• Your instructions
Show every line in the entries below where the word "within" appears.
______
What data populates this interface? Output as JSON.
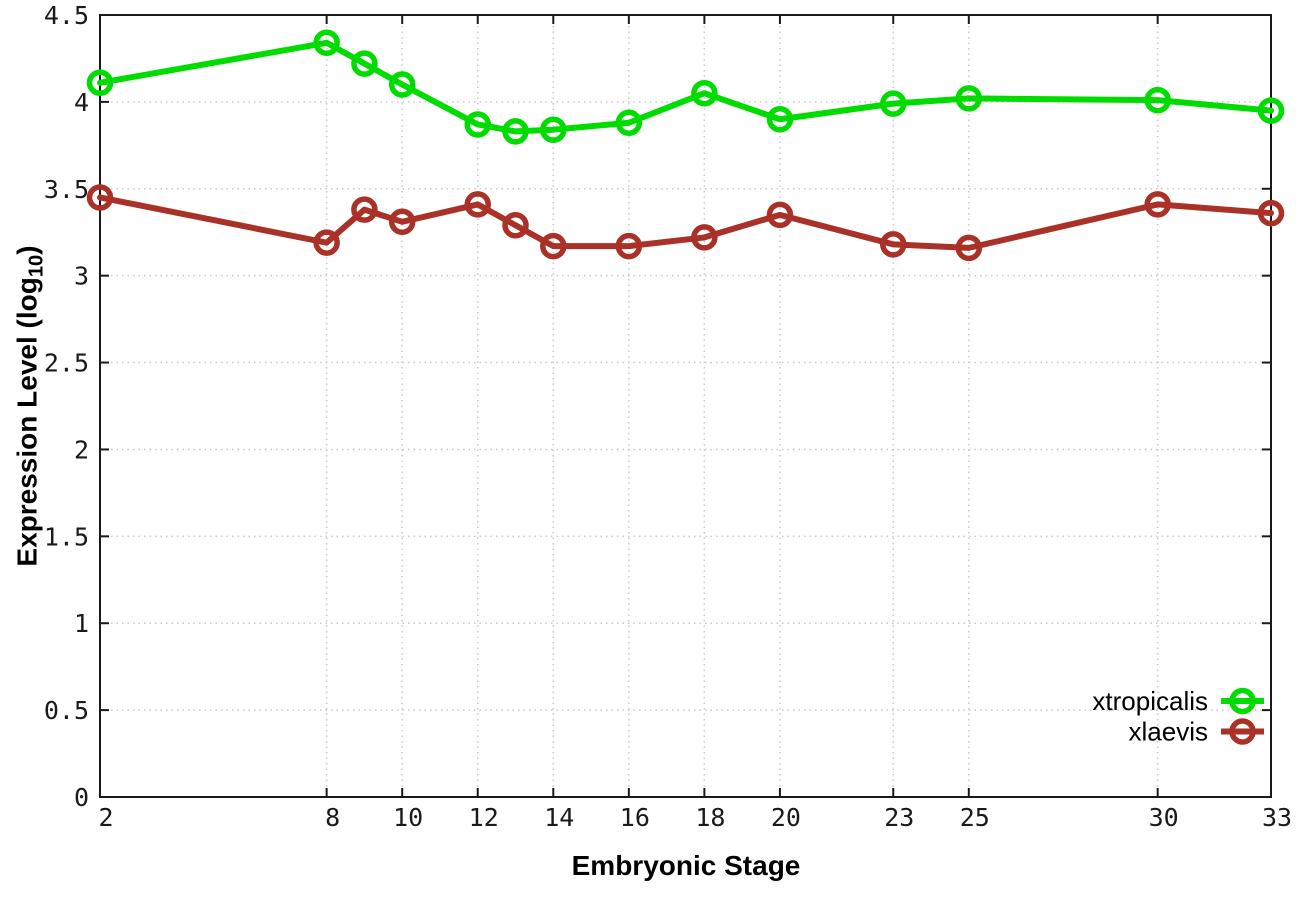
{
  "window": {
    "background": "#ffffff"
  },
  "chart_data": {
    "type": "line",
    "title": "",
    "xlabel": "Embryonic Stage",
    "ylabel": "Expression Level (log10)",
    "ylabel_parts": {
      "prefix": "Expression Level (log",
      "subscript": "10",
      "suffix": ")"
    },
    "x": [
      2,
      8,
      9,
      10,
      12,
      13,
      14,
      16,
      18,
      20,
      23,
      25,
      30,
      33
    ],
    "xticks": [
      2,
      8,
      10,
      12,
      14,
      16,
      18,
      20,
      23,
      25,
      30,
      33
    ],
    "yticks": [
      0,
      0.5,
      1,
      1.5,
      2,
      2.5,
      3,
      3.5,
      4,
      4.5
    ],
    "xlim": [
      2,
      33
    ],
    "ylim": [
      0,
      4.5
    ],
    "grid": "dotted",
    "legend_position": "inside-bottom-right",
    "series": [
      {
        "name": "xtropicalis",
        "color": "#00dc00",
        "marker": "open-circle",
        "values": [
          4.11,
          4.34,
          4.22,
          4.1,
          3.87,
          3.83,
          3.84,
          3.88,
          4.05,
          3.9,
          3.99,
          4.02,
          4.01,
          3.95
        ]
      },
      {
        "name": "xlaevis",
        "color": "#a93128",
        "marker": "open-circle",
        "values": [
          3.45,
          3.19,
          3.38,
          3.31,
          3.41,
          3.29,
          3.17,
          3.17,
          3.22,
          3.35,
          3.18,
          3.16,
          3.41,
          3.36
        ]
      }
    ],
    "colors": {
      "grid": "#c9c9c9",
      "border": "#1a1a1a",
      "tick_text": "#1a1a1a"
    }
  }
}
______
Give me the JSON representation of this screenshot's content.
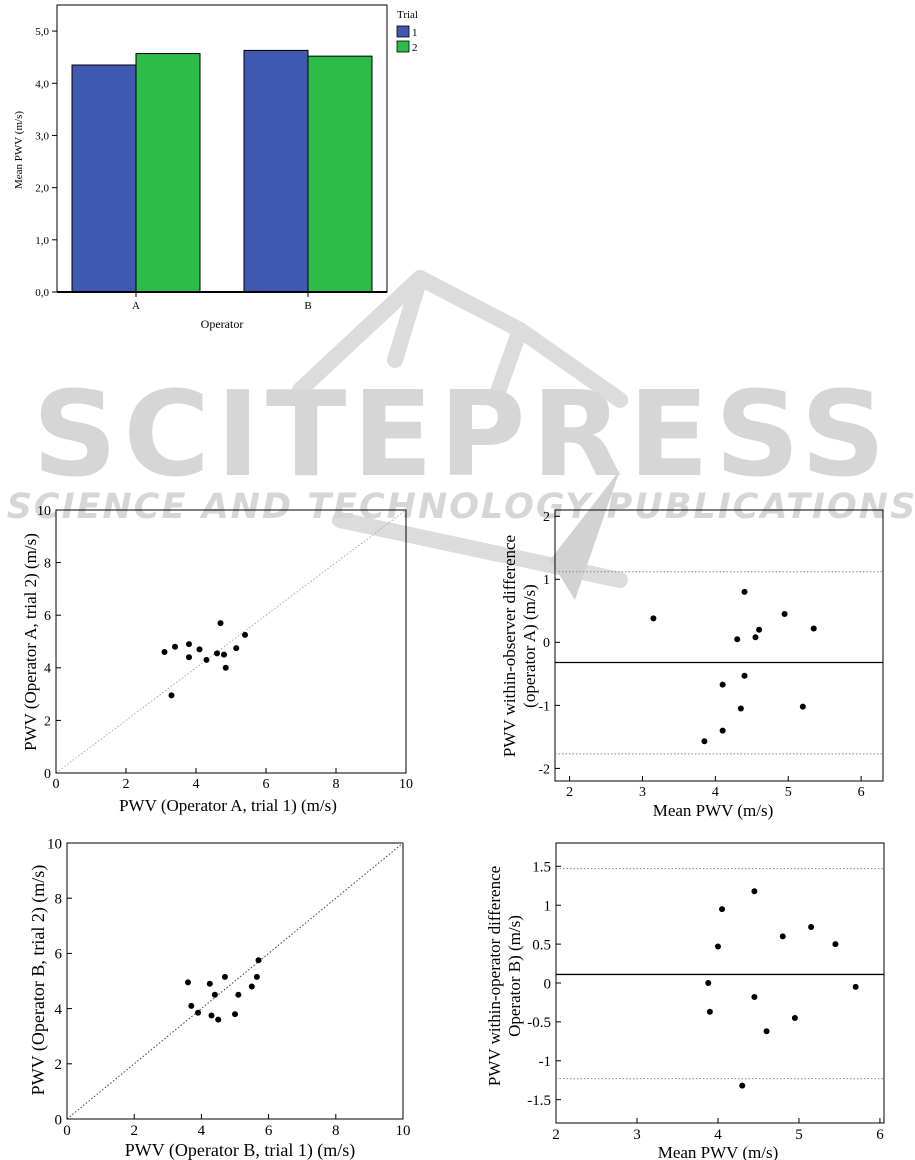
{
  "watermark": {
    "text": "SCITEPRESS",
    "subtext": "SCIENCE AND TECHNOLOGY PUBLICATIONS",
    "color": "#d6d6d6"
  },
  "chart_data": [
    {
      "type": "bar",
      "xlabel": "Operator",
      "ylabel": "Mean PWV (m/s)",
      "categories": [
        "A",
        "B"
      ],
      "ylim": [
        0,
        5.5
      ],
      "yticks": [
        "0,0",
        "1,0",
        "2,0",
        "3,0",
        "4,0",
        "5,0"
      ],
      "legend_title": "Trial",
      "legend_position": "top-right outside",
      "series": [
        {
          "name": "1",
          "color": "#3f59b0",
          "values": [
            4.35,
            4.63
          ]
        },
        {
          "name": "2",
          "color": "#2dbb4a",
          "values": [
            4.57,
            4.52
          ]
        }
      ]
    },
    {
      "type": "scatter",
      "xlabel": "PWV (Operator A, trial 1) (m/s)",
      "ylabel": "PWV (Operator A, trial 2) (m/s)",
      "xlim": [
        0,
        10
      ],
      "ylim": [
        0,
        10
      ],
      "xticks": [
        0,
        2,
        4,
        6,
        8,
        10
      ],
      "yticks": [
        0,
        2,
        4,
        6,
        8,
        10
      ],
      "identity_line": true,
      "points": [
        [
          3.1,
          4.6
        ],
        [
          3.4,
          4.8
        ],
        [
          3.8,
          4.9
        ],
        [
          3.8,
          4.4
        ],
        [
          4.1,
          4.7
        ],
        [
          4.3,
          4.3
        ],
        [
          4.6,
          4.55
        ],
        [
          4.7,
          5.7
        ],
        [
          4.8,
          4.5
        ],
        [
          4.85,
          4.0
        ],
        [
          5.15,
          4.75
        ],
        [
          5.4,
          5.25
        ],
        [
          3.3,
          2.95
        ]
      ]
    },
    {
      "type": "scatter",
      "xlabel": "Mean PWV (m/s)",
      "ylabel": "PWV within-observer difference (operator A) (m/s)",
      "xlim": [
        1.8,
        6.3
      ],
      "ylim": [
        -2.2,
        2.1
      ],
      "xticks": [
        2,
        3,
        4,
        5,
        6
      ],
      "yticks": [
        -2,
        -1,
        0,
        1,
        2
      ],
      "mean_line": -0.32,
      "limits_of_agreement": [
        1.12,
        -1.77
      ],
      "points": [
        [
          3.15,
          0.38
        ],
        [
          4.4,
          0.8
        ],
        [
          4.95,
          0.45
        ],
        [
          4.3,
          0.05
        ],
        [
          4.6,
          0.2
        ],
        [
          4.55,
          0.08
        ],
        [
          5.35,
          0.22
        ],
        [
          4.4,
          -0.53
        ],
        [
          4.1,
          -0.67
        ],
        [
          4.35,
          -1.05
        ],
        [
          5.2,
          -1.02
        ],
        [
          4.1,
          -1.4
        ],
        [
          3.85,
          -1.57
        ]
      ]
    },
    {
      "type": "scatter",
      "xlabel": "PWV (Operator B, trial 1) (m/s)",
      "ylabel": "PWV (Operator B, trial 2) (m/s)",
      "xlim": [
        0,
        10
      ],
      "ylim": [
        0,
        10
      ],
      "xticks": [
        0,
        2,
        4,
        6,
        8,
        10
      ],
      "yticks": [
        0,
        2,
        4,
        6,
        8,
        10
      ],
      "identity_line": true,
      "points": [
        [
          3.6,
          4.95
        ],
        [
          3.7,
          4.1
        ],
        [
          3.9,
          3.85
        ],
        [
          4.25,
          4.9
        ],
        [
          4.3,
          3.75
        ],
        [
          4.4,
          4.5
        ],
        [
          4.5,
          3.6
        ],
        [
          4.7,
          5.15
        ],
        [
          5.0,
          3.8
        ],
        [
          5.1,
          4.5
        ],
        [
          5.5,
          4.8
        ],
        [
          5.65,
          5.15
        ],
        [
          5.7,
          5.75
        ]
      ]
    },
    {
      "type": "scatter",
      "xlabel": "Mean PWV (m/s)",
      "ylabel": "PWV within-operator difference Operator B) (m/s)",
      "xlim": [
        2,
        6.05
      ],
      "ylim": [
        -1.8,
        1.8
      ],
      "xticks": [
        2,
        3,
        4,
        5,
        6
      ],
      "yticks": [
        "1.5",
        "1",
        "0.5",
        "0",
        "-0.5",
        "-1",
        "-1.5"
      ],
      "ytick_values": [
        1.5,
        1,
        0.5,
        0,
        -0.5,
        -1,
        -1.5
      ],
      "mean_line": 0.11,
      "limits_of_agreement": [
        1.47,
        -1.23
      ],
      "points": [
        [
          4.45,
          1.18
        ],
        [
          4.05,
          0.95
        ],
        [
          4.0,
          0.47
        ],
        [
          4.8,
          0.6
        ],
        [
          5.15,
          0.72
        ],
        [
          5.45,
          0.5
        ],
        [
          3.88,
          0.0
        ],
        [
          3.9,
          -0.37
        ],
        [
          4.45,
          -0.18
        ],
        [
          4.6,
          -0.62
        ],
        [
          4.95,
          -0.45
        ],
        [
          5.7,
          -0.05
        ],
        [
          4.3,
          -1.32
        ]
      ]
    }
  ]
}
______
• Task answer
      "ylabel": "PWV within-observer difference (operator A) (m/s)",
      "ylabel": "PWV within-operator difference Operator B) (m/s)",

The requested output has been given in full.